**SELECTED EXCERPT:**
The heart of the battle...
In the end, the Imperial cavalry on both sides was defeated, and while I'd driven off two-thirds of the Swedish front line, my tercios were too degraded to beat through the second line, and in fact one of my tercios was hung up by a small commanded shot force and couldn't even reach the Swedish second line by the time we called the game.  It was like terriers nipping at the knees of a Great Dane.

In the afternoon slot I ran Songs of Drums and Shakos again, this time the "Troubles with the Ladies of Spain" scenario I haven't gotten to at other cons.  In this, a French general was liaising with his Spanish mistress at one of her family estate's farmhouses when the two of them have a spat.  She runs off to tell the British where he is, meanwhile her maid narcs on her to the French, who send off for reinforcements.

So we have a very small force of French voltigeurs in a walled farm enclosure protecting a general who's decided the fuss isn't worth worrying about and has gone back to bed, needing five turns to get himself up, dressed, and mounted to make his escape when the British DO arrive.

The British have forces of lights and the 95th coming to apprehend (or shoot, the troops don't have a preference) the general.  At some point the French reinforcements - a small squad of mounted dragoons - will arrive.  As a four player game, versus its original two player incarnation, I just bulked up each of the four forces so they were worth about 350-400 points apiece.

For Broadsword, I finally (after about 8 years!) got some big bases of wooded terrain on the table, to go with my Dollar Store conifers; so that was my big reveal for the game.  We'll see those in the background shortly.

I had four players sign up but unfortunately one had to drop out just before the game started due to a work emergency, so the French player got to control both his starting force and his reinforcements.

**STORED RECORDS:**

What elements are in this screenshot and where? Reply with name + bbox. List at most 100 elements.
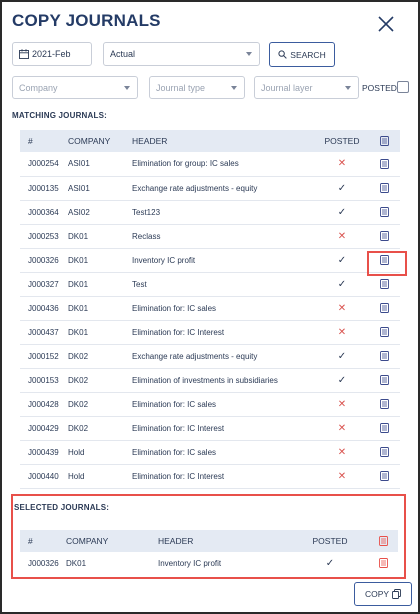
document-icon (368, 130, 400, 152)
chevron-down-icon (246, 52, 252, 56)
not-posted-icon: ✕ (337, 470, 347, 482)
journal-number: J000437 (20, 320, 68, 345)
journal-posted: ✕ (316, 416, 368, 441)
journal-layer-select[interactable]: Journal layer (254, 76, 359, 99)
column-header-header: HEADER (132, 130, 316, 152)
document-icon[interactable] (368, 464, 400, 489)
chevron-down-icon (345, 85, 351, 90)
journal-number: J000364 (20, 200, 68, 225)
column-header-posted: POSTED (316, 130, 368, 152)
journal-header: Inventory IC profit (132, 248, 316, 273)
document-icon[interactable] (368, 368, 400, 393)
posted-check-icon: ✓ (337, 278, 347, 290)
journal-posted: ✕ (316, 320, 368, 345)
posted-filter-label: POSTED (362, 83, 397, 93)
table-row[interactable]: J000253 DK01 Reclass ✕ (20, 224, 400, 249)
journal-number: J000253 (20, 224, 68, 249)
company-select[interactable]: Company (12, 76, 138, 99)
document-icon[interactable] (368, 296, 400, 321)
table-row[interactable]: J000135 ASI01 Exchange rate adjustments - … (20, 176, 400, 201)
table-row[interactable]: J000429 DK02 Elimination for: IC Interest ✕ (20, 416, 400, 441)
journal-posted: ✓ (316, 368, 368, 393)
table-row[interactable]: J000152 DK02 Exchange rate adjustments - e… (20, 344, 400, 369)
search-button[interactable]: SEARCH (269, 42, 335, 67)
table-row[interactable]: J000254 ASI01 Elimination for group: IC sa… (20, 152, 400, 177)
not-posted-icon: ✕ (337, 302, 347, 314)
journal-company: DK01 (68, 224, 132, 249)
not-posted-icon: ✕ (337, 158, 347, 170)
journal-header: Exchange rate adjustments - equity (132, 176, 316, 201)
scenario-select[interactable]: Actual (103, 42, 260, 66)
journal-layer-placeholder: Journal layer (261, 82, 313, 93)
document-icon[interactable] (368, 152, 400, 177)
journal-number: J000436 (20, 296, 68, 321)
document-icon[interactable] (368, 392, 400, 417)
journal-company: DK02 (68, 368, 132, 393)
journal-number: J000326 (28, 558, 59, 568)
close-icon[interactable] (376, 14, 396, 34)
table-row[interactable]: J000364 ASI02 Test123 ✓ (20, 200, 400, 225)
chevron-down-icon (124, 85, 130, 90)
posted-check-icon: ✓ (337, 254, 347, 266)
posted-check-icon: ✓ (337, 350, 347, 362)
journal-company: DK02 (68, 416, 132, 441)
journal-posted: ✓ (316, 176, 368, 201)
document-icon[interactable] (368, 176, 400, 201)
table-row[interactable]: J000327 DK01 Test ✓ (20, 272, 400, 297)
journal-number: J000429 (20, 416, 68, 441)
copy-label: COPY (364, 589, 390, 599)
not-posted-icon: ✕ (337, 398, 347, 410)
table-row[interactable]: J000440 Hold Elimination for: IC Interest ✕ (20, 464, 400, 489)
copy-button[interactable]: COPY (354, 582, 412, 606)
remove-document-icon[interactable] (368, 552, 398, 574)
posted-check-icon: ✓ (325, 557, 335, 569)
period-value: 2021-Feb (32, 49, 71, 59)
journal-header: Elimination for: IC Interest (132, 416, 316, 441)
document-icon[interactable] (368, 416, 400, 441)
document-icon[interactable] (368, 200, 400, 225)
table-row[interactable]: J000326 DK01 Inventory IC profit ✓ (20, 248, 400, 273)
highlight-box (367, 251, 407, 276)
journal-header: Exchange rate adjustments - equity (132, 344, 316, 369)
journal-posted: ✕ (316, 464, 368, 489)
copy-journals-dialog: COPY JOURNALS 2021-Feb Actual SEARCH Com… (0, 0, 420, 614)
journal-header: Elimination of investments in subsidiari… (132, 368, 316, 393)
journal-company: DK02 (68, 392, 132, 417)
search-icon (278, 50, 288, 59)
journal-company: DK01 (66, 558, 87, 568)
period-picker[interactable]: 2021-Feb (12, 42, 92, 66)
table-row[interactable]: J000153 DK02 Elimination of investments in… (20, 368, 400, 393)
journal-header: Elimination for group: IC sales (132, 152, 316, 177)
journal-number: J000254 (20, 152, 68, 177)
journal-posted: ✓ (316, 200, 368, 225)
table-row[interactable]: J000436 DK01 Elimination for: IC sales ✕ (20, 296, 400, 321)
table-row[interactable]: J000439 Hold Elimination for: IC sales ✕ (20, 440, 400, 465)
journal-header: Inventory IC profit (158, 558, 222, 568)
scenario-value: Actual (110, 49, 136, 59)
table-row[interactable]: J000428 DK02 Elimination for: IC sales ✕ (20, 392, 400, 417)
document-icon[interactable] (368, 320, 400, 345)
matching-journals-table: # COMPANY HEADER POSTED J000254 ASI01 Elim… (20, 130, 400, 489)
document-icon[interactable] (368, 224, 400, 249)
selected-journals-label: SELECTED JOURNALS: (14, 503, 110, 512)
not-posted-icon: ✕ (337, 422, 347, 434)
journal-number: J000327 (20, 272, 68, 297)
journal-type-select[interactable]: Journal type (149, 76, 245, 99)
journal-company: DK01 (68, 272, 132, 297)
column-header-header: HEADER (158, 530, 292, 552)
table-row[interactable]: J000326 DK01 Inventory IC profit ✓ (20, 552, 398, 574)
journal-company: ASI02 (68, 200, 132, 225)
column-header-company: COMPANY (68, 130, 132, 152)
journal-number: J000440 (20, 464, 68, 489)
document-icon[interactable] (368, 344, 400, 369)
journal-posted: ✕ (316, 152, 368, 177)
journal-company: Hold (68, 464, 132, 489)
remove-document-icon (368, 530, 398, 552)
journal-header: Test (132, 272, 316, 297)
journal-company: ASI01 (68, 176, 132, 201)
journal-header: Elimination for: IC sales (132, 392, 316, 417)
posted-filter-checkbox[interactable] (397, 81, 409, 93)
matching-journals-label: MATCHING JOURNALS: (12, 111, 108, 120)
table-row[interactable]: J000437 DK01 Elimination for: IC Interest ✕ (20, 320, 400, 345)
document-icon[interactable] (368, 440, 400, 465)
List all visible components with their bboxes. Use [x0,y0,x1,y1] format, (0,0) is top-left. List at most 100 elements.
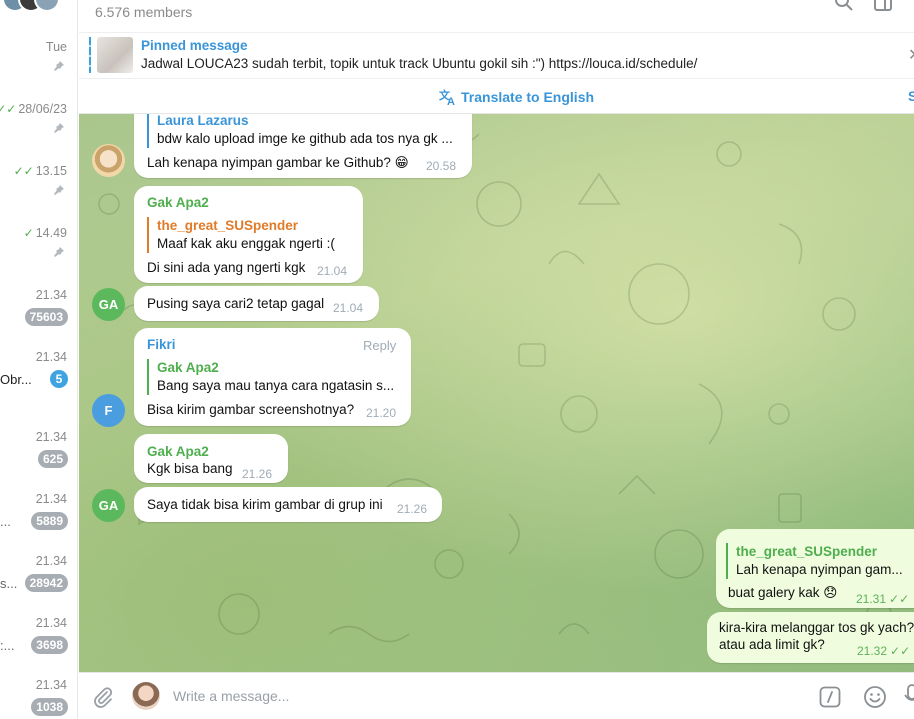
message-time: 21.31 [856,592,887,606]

**WHAT IS ASKED:**
A) Reproduce the passage in the convention game report starting with "I had four players" and going on through "and his reinforcements.".
B) Return each line of the listing that contains the string "remove".

**OUTPUTS FOR THE TASKS:**
A)
I had four players sign up but unfortunately one had to drop out just before the game started due to a work emergency, so the French player got to control both his starting force and his reinforcements.

B)
remove-document-icon[interactable] (368, 552, 398, 574)
remove-document-icon (368, 530, 398, 552)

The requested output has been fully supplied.